Retype all the records with nothing changed.

### Entries shown
───
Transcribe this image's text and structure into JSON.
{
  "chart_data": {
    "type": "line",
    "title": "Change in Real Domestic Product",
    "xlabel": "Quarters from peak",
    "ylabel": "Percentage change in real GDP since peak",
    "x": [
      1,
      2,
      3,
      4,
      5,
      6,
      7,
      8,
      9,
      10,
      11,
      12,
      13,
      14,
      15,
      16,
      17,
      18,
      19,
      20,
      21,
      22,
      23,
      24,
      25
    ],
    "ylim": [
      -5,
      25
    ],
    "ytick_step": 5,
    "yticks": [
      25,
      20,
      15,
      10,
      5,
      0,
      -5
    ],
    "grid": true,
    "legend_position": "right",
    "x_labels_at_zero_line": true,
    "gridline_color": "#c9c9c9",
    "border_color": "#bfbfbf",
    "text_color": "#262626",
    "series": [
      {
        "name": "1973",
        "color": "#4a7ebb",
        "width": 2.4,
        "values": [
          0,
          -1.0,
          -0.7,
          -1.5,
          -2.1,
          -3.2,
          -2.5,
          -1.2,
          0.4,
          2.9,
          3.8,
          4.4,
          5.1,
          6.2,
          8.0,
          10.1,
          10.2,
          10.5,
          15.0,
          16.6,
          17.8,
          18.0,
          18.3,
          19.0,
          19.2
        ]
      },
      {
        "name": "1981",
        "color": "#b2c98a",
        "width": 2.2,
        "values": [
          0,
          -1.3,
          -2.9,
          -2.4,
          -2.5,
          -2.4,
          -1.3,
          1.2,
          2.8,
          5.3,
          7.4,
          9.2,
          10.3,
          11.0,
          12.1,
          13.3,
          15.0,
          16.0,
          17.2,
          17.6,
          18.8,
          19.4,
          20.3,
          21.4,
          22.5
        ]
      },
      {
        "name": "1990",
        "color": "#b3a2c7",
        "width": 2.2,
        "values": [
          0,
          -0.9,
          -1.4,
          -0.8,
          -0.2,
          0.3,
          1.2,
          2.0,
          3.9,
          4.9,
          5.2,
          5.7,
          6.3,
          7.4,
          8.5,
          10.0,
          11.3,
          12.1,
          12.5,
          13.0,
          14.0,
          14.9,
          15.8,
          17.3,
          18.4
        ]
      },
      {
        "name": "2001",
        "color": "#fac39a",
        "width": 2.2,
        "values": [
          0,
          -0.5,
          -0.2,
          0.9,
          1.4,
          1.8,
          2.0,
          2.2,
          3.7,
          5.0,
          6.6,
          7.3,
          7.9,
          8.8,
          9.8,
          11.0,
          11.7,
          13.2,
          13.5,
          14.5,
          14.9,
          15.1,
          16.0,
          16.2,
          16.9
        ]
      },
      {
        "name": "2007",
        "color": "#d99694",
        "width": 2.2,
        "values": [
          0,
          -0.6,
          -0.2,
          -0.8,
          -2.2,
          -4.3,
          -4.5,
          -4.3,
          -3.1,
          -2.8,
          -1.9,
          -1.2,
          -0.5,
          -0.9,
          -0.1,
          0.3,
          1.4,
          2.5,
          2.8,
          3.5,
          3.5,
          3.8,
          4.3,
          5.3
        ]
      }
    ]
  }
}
───
### Solution to the problem
Transcribe this image's text and structure into JSON.
{
  "chart_data": {
    "type": "line",
    "title": "Change in Real Domestic Product",
    "xlabel": "Quarters from peak",
    "ylabel": "Percentage change in real GDP since peak",
    "x": [
      1,
      2,
      3,
      4,
      5,
      6,
      7,
      8,
      9,
      10,
      11,
      12,
      13,
      14,
      15,
      16,
      17,
      18,
      19,
      20,
      21,
      22,
      23,
      24,
      25
    ],
    "ylim": [
      -5,
      25
    ],
    "ytick_step": 5,
    "yticks": [
      25,
      20,
      15,
      10,
      5,
      0,
      -5
    ],
    "grid": true,
    "legend_position": "right",
    "x_labels_at_zero_line": true,
    "gridline_color": "#c9c9c9",
    "border_color": "#bfbfbf",
    "text_color": "#262626",
    "series": [
      {
        "name": "1973",
        "color": "#4a7ebb",
        "width": 2.4,
        "values": [
          0,
          -1.0,
          -0.7,
          -1.5,
          -2.1,
          -3.2,
          -2.5,
          -1.2,
          0.4,
          2.9,
          3.8,
          4.4,
          5.1,
          6.2,
          8.0,
          10.1,
          10.2,
          10.5,
          15.0,
          16.6,
          17.8,
          18.0,
          18.3,
          19.0,
          19.2
        ]
      },
      {
        "name": "1981",
        "color": "#b2c98a",
        "width": 2.2,
        "values": [
          0,
          -1.3,
          -2.9,
          -2.4,
          -2.5,
          -2.4,
          -1.3,
          1.2,
          2.8,
          5.3,
          7.4,
          9.2,
          10.3,
          11.0,
          12.1,
          13.3,
          15.0,
          16.0,
          17.2,
          17.6,
          18.8,
          19.4,
          20.3,
          21.4,
          22.5
        ]
      },
      {
        "name": "1990",
        "color": "#b3a2c7",
        "width": 2.2,
        "values": [
          0,
          -0.9,
          -1.4,
          -0.8,
          -0.2,
          0.3,
          1.2,
          2.0,
          3.9,
          4.9,
          5.2,
          5.7,
          6.3,
          7.4,
          8.5,
          10.0,
          11.3,
          12.1,
          12.5,
          13.0,
          14.0,
          14.9,
          15.8,
          17.3,
          18.4
        ]
      },
      {
        "name": "2001",
        "color": "#fac39a",
        "width": 2.2,
        "values": [
          0,
          -0.5,
          -0.2,
          0.9,
          1.4,
          1.8,
          2.0,
          2.2,
          3.7,
          5.0,
          6.6,
          7.3,
          7.9,
          8.8,
          9.8,
          11.0,
          11.7,
          13.2,
          13.5,
          14.5,
          14.9,
          15.1,
          16.0,
          16.2,
          16.9
        ]
      },
      {
        "name": "2007",
        "color": "#d99694",
        "width": 2.2,
        "values": [
          0,
          -0.6,
          -0.2,
          -0.8,
          -2.2,
          -4.3,
          -4.5,
          -4.3,
          -3.1,
          -2.8,
          -1.9,
          -1.2,
          -0.5,
          -0.9,
          -0.1,
          0.3,
          1.4,
          2.5,
          2.8,
          3.5,
          3.5,
          3.8,
          4.3,
          5.3
        ]
      }
    ]
  }
}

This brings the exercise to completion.